DIRECTIVE: Report, word for word, every line of the material that contains "Extraction".

---------- DATASET ROWS

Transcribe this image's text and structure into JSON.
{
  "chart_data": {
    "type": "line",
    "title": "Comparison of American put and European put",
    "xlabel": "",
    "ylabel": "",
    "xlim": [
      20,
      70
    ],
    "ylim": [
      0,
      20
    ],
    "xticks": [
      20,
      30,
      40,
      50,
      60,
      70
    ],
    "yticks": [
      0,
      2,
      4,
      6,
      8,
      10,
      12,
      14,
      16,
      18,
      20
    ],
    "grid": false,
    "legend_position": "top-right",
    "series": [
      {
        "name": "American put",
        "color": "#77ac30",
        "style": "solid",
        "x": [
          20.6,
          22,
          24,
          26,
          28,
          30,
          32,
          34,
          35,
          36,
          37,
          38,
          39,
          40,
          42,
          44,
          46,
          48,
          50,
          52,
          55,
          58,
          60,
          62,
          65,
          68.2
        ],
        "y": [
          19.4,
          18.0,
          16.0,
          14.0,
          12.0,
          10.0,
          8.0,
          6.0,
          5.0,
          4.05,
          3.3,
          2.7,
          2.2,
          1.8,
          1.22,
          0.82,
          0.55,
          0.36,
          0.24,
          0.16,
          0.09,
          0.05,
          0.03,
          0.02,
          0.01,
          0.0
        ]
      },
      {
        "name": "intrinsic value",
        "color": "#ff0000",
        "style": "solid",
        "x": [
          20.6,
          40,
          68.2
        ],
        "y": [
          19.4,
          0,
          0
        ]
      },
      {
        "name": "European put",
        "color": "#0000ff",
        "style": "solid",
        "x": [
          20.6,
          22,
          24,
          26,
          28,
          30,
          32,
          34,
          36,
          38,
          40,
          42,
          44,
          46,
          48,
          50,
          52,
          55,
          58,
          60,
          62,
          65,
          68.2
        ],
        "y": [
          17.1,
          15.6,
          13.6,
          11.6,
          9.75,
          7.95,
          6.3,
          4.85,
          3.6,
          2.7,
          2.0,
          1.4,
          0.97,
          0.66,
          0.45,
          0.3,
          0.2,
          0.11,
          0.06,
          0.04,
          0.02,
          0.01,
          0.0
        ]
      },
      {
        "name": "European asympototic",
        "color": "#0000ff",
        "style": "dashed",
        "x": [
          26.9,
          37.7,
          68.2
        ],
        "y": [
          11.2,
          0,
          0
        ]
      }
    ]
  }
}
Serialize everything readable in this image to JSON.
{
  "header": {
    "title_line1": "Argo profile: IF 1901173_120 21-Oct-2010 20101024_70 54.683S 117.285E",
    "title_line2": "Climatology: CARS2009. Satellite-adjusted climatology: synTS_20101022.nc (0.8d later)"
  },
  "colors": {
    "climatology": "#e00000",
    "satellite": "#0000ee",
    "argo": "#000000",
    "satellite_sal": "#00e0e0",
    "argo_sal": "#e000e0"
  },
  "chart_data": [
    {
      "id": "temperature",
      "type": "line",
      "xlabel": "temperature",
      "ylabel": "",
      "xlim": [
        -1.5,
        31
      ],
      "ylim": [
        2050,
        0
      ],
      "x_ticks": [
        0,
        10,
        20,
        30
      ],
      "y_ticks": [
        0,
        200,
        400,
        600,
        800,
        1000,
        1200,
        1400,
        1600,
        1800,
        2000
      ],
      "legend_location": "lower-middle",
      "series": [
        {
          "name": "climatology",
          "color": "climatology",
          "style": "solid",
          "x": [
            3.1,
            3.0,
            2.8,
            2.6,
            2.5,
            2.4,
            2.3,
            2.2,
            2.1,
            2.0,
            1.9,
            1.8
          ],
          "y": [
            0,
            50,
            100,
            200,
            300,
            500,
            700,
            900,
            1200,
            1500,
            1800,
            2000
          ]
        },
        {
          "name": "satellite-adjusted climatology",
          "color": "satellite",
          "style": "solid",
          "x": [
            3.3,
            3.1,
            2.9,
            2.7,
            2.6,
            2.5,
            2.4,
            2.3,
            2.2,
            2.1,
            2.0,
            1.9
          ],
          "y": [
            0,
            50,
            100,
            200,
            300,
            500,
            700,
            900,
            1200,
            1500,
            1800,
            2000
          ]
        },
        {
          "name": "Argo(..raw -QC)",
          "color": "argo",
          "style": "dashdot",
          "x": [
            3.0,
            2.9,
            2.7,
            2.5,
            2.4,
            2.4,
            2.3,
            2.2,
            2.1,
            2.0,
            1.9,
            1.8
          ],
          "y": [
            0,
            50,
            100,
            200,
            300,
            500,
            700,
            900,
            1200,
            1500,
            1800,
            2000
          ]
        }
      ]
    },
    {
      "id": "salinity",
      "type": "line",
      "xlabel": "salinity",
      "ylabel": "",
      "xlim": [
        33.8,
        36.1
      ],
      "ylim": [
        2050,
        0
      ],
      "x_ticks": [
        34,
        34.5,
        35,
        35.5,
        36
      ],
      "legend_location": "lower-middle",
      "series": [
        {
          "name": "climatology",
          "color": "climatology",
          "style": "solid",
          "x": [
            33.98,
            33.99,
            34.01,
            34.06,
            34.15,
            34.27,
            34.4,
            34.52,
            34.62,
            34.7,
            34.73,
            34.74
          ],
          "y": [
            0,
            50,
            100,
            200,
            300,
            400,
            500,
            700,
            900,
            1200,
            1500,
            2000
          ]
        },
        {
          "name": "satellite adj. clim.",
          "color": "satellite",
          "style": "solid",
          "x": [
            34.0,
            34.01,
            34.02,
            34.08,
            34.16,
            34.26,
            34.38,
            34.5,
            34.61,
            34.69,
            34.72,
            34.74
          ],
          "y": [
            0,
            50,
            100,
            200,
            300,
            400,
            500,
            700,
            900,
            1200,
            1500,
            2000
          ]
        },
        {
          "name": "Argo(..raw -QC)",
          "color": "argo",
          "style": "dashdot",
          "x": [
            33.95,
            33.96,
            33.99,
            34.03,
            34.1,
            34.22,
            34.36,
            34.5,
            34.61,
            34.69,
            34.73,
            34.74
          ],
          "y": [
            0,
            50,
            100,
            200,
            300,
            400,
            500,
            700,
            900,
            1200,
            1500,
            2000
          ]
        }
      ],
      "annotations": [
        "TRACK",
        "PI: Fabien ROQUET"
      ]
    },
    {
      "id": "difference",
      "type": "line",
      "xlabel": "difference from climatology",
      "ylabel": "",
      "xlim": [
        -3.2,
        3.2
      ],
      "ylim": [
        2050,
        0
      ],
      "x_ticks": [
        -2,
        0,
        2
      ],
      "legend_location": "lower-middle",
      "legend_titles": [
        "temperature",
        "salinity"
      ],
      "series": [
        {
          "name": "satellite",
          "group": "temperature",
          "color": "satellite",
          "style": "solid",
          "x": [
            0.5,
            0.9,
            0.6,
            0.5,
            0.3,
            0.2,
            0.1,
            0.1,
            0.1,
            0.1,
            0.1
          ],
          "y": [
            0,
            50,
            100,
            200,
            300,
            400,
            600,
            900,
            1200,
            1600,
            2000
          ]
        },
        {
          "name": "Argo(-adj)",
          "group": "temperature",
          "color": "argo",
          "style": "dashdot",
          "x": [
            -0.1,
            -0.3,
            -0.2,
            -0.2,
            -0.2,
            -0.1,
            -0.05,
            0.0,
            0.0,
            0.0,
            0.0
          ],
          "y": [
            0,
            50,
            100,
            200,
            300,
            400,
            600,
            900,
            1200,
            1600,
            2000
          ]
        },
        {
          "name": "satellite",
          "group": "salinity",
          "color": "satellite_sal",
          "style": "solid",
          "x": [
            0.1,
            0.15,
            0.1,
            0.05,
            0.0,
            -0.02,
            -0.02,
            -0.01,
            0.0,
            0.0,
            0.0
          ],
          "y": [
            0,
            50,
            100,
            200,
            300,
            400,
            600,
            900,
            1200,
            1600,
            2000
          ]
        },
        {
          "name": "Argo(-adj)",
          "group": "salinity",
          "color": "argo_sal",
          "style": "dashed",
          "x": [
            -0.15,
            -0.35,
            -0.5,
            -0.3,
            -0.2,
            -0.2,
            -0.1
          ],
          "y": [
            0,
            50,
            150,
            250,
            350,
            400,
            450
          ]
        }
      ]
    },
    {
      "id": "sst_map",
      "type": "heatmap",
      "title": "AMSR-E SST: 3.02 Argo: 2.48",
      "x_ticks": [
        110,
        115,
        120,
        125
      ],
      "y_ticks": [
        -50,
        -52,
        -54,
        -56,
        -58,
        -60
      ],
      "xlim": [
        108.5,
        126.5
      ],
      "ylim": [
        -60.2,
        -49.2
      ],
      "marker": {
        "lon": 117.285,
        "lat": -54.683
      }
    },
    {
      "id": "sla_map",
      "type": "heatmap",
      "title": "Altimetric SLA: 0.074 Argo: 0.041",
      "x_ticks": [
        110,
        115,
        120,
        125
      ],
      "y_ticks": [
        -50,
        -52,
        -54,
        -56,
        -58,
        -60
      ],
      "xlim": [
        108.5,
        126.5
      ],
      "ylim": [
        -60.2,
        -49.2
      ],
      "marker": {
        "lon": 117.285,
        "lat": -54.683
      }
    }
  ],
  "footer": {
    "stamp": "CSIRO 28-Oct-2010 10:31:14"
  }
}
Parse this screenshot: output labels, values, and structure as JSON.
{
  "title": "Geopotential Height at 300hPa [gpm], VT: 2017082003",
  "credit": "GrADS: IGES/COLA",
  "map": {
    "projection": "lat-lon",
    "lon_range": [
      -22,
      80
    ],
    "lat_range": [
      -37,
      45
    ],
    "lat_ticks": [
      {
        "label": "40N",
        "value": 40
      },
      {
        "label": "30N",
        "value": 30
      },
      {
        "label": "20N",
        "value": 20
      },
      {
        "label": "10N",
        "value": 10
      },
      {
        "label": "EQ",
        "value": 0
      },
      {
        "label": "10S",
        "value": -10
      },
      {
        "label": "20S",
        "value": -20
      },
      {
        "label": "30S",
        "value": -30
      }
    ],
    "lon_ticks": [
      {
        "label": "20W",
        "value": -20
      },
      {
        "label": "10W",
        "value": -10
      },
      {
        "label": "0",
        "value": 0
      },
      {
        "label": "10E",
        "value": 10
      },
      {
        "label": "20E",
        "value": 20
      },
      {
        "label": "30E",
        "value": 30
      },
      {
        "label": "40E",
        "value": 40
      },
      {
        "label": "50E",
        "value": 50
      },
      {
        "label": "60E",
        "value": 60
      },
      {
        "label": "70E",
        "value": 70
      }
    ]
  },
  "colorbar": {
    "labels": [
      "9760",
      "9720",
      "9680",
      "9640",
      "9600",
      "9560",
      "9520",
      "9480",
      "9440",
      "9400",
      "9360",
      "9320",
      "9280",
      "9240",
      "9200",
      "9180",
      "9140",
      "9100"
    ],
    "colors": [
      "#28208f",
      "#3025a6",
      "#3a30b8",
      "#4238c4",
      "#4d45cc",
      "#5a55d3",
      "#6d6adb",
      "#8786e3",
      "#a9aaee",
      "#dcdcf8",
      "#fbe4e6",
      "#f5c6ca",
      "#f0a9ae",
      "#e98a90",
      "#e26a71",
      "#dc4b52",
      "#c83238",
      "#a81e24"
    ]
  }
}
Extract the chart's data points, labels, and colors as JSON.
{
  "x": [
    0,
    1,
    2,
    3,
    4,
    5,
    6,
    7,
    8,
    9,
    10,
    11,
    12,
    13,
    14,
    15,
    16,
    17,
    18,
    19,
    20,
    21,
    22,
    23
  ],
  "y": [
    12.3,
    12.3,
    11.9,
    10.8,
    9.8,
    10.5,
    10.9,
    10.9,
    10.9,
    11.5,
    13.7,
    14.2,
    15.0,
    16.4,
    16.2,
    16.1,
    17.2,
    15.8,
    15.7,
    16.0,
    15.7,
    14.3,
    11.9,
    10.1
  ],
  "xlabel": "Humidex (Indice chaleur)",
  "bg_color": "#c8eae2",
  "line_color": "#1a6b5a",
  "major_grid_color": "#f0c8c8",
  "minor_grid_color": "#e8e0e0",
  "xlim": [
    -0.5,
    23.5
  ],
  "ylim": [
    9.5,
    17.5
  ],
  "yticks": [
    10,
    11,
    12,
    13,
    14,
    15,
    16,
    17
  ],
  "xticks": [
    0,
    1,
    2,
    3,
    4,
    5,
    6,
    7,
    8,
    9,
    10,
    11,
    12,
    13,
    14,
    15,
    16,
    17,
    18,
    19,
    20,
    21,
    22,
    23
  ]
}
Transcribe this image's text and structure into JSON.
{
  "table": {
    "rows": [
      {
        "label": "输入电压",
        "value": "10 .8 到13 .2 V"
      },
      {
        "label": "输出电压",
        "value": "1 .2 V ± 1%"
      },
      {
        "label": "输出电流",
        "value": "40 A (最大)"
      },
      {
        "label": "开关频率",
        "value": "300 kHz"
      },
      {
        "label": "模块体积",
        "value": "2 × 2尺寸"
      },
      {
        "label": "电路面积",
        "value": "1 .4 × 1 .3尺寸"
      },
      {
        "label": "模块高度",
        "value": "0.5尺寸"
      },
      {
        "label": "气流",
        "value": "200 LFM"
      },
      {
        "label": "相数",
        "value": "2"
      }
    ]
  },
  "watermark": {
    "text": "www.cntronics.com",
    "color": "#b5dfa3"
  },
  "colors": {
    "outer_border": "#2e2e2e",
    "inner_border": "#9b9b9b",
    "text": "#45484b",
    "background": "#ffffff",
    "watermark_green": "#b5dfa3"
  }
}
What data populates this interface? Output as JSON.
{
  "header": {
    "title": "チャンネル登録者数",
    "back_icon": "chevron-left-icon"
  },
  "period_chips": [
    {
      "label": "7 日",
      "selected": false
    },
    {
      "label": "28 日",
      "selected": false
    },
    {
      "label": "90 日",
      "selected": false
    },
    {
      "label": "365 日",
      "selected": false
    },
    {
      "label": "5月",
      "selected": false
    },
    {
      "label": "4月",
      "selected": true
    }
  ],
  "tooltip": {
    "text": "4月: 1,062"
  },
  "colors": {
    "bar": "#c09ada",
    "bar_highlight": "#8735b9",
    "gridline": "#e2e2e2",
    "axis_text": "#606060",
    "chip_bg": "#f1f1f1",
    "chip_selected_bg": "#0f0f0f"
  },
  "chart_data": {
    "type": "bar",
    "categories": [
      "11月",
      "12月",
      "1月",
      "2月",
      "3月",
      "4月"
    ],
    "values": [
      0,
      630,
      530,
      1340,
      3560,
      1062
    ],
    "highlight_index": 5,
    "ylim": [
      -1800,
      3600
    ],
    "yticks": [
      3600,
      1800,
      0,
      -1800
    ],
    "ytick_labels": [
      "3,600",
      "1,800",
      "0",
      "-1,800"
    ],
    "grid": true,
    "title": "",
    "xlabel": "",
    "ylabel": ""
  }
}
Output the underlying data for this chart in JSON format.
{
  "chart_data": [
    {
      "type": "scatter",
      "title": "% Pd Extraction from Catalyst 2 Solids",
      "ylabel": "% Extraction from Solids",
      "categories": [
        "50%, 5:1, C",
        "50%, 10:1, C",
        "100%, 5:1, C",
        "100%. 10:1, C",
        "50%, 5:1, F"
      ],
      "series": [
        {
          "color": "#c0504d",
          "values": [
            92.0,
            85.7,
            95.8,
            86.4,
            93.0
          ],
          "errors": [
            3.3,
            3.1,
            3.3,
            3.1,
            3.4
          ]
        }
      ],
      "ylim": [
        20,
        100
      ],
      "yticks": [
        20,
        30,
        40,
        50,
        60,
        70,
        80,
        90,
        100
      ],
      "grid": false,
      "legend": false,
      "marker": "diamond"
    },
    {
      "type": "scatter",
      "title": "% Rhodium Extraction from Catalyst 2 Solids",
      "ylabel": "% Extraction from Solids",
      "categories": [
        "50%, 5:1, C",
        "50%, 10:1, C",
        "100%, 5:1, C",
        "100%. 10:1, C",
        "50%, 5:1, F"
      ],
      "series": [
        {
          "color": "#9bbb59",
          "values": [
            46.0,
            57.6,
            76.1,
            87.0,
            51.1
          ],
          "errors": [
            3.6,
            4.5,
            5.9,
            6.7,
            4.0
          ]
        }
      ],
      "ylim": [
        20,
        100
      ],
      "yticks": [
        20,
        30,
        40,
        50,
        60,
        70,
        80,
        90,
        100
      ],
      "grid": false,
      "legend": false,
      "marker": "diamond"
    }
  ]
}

--------------------

TASK ANSWER:
      "title": "% Pd Extraction from Catalyst 2 Solids",
      "ylabel": "% Extraction from Solids",
      "title": "% Rhodium Extraction from Catalyst 2 Solids",
      "ylabel": "% Extraction from Solids",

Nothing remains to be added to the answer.